■ **Exercise objective**
Retype every entry word for word.

■ **Records to process**
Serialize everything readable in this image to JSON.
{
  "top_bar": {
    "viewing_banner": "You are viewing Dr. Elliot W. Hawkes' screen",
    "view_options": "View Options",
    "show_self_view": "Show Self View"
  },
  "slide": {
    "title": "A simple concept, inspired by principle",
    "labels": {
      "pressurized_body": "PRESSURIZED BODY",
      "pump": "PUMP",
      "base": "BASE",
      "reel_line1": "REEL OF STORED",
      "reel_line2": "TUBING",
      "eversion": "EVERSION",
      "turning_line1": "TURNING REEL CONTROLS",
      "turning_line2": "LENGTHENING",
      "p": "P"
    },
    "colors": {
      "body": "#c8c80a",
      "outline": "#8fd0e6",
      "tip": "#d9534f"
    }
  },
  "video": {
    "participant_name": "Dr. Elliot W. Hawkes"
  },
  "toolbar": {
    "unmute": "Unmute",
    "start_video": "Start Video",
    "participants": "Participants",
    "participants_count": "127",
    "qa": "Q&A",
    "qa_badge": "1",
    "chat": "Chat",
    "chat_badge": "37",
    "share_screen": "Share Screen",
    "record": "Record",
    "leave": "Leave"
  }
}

■ **Written answer**
Serialize everything readable in this image to JSON.
{
  "top_bar": {
    "viewing_banner": "You are viewing Dr. Elliot W. Hawkes' screen",
    "view_options": "View Options",
    "show_self_view": "Show Self View"
  },
  "slide": {
    "title": "A simple concept, inspired by principle",
    "labels": {
      "pressurized_body": "PRESSURIZED BODY",
      "pump": "PUMP",
      "base": "BASE",
      "reel_line1": "REEL OF STORED",
      "reel_line2": "TUBING",
      "eversion": "EVERSION",
      "turning_line1": "TURNING REEL CONTROLS",
      "turning_line2": "LENGTHENING",
      "p": "P"
    },
    "colors": {
      "body": "#c8c80a",
      "outline": "#8fd0e6",
      "tip": "#d9534f"
    }
  },
  "video": {
    "participant_name": "Dr. Elliot W. Hawkes"
  },
  "toolbar": {
    "unmute": "Unmute",
    "start_video": "Start Video",
    "participants": "Participants",
    "participants_count": "127",
    "qa": "Q&A",
    "qa_badge": "1",
    "chat": "Chat",
    "chat_badge": "37",
    "share_screen": "Share Screen",
    "record": "Record",
    "leave": "Leave"
  }
}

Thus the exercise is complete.